Give back the line where "What does this" appears and all the lines after it until the listing ends, unchanged and with nothing else.

==================================================

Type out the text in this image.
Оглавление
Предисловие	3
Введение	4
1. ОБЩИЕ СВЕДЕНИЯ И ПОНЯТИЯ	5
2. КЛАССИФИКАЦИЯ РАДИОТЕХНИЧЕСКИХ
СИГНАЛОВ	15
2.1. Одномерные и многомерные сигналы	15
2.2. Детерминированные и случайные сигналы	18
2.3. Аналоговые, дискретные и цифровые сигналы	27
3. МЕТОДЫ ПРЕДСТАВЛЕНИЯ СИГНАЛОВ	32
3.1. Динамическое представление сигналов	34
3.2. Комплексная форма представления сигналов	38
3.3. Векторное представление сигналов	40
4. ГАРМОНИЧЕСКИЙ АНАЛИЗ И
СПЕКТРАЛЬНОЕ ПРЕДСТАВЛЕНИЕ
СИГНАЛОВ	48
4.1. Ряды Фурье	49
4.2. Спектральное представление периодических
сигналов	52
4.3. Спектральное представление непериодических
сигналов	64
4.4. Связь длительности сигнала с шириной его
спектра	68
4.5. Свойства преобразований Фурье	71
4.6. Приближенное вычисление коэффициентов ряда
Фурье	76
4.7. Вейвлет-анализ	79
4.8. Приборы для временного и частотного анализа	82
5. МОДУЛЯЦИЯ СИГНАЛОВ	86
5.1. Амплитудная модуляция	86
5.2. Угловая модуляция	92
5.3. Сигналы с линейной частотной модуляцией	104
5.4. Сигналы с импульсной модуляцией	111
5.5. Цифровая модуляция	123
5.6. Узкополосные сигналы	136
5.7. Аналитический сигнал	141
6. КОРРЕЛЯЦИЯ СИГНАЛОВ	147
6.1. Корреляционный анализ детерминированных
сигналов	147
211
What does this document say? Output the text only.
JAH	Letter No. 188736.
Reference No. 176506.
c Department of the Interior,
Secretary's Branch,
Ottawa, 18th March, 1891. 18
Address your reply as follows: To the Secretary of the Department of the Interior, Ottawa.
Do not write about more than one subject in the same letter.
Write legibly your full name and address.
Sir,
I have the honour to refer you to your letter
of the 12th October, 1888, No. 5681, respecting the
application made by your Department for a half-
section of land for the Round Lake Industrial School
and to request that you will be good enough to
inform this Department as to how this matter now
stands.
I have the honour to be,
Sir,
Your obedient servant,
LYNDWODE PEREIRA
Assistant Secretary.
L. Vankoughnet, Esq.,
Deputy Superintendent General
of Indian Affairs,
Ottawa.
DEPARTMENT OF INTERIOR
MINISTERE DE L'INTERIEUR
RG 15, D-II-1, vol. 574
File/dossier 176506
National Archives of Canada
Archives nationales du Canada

==================================================

→ Solution for this exercise:
What does this document say? Output the text only.
JAH	Letter No. 188736.
Reference No. 176506.
c Department of the Interior,
Secretary's Branch,
Ottawa, 18th March, 1891. 18
Address your reply as follows: To the Secretary of the Department of the Interior, Ottawa.
Do not write about more than one subject in the same letter.
Write legibly your full name and address.
Sir,
I have the honour to refer you to your letter
of the 12th October, 1888, No. 5681, respecting the
application made by your Department for a half-
section of land for the Round Lake Industrial School
and to request that you will be good enough to
inform this Department as to how this matter now
stands.
I have the honour to be,
Sir,
Your obedient servant,
LYNDWODE PEREIRA
Assistant Secretary.
L. Vankoughnet, Esq.,
Deputy Superintendent General
of Indian Affairs,
Ottawa.
DEPARTMENT OF INTERIOR
MINISTERE DE L'INTERIEUR
RG 15, D-II-1, vol. 574
File/dossier 176506
National Archives of Canada
Archives nationales du Canada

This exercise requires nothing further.